▶ Exercise inputs:
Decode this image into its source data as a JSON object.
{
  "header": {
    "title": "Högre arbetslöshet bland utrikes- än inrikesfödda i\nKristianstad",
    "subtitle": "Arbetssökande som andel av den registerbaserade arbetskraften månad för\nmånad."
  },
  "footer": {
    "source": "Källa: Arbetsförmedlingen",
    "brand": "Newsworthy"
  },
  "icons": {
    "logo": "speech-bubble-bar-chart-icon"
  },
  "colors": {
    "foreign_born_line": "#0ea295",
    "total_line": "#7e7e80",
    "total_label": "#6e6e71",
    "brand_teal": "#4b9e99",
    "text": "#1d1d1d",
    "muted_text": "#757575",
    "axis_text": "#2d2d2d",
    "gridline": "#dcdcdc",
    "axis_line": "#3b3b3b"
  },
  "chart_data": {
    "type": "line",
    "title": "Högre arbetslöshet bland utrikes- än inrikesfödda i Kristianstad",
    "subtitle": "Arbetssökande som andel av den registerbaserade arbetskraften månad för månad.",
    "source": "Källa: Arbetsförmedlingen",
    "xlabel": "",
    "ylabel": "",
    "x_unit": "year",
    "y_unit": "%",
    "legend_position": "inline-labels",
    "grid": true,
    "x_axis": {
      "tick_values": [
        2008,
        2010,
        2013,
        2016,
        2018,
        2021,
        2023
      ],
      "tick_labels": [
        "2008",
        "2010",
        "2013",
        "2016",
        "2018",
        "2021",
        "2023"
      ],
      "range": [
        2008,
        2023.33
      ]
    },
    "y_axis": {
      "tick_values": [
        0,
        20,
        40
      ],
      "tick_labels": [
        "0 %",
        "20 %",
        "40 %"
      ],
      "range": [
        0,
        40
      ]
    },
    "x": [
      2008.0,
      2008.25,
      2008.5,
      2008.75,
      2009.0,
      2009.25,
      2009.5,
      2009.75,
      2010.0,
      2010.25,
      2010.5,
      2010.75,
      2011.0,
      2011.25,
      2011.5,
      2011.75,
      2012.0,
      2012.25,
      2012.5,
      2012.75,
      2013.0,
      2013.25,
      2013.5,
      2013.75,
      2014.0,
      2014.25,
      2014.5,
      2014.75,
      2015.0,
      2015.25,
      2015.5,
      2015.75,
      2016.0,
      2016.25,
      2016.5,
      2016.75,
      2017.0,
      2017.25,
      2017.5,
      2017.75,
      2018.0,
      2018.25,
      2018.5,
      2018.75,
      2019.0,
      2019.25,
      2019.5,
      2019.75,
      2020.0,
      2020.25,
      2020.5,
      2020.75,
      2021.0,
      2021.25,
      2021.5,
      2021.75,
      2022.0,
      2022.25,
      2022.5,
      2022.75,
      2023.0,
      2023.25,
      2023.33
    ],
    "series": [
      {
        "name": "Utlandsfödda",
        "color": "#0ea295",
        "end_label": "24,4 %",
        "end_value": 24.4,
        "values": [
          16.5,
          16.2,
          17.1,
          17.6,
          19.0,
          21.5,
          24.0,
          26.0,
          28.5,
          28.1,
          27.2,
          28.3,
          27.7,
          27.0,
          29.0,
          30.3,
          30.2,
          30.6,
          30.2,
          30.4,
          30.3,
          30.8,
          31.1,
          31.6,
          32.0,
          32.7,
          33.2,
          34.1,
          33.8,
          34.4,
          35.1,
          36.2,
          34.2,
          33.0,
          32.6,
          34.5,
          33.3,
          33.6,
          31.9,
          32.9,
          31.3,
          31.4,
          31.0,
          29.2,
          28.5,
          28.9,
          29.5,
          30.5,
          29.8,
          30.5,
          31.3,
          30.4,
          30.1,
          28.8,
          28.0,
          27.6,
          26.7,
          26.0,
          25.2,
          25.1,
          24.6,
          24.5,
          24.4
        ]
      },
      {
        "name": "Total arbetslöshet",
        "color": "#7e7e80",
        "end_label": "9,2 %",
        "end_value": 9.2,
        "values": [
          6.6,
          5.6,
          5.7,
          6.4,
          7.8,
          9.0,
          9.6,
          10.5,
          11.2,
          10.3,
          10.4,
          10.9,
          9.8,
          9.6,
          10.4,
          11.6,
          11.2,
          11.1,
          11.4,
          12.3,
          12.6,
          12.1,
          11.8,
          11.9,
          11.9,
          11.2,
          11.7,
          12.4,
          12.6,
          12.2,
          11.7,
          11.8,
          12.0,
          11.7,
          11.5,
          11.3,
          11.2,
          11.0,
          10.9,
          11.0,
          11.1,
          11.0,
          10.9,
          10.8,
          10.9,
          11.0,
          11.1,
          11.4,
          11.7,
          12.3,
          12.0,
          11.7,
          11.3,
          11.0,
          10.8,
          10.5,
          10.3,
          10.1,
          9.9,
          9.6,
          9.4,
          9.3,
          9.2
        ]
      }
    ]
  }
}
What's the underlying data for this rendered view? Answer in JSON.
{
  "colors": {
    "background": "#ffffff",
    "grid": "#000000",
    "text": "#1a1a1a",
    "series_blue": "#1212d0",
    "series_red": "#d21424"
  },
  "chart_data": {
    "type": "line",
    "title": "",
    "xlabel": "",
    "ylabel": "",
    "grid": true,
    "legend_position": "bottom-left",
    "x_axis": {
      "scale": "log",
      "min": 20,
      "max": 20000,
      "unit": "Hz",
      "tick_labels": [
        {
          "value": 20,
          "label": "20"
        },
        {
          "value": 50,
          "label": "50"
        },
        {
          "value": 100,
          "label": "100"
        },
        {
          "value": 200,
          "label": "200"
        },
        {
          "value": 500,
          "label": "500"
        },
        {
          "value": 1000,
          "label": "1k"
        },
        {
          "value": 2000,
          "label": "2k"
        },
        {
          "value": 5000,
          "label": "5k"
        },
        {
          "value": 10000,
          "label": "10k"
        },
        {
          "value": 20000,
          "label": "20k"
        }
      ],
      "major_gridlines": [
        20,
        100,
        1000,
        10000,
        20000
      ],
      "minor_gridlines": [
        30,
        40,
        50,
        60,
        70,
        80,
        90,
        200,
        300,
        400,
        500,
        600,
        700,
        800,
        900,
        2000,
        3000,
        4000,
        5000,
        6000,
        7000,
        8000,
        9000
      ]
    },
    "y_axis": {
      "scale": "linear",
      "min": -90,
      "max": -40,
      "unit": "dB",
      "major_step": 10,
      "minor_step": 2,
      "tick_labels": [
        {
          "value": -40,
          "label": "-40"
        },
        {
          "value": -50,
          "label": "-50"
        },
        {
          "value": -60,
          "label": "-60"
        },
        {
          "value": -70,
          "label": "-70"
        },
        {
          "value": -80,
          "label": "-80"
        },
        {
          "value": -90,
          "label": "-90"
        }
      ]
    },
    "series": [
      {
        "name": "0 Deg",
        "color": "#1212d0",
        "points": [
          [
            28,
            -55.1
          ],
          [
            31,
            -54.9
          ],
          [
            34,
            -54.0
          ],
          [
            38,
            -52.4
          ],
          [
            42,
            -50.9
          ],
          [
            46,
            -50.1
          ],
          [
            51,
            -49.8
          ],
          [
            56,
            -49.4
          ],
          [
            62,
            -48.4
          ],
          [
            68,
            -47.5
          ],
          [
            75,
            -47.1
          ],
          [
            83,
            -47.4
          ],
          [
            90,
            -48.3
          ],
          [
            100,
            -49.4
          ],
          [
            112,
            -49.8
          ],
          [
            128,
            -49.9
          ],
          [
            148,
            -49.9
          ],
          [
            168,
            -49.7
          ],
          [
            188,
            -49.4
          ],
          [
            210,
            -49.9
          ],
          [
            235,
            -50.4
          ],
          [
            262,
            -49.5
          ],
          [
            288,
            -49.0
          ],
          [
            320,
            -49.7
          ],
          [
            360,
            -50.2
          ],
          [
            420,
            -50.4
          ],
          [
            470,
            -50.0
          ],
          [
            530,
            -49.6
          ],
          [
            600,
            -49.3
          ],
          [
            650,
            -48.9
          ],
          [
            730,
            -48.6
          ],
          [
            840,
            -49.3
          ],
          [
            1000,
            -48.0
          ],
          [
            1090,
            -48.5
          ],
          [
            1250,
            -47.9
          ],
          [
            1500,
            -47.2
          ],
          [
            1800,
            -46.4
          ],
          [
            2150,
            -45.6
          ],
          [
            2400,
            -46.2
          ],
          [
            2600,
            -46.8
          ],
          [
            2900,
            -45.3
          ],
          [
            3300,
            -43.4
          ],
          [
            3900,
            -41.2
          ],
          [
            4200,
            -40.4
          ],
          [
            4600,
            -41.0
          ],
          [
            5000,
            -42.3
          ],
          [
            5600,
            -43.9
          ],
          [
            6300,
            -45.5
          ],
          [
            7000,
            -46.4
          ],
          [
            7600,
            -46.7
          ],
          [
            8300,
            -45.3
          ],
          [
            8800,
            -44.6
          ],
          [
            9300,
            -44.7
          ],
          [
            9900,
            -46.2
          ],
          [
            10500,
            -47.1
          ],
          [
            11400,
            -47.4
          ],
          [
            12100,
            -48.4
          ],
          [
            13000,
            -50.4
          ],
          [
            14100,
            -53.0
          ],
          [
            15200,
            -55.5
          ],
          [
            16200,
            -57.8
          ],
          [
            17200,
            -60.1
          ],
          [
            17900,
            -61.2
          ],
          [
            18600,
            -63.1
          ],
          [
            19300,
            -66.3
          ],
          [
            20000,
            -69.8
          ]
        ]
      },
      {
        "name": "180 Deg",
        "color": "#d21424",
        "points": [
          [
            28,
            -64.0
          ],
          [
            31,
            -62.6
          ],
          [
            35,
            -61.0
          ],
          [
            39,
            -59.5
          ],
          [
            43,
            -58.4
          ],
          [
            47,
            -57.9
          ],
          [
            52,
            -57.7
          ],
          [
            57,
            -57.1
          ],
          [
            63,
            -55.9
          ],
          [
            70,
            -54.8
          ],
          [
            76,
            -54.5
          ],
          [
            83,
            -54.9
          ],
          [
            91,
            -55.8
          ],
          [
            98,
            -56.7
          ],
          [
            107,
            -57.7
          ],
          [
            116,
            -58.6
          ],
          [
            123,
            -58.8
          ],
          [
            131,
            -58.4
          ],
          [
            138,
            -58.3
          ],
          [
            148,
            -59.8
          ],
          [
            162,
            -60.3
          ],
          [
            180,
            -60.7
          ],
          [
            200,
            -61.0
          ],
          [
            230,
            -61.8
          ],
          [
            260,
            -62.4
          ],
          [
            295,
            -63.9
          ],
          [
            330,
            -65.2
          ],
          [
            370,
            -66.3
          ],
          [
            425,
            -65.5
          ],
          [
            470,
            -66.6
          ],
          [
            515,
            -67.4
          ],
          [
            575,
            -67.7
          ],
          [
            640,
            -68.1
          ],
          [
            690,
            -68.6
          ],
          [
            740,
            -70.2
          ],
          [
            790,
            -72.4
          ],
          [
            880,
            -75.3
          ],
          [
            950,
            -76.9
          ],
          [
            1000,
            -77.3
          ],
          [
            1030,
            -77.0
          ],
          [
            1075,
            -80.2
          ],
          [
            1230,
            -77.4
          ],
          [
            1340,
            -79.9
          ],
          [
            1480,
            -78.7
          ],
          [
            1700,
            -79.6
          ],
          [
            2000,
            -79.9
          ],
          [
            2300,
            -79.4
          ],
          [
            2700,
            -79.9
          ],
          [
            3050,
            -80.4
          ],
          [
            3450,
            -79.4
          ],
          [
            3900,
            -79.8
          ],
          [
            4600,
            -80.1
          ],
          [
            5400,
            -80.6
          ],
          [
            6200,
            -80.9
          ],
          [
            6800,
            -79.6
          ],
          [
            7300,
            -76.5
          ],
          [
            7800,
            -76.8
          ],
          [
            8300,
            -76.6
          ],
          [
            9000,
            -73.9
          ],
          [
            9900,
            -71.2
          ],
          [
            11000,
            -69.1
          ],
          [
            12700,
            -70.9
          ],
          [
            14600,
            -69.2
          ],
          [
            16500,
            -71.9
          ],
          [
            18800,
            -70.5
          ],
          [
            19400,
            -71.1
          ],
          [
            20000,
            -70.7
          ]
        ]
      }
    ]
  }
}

▶ Given instruction: Copy all lines from the material that hold "utrikes".

▶ Solution below:
    "title": "Högre arbetslöshet bland utrikes- än inrikesfödda i\nKristianstad",
    "title": "Högre arbetslöshet bland utrikes- än inrikesfödda i Kristianstad",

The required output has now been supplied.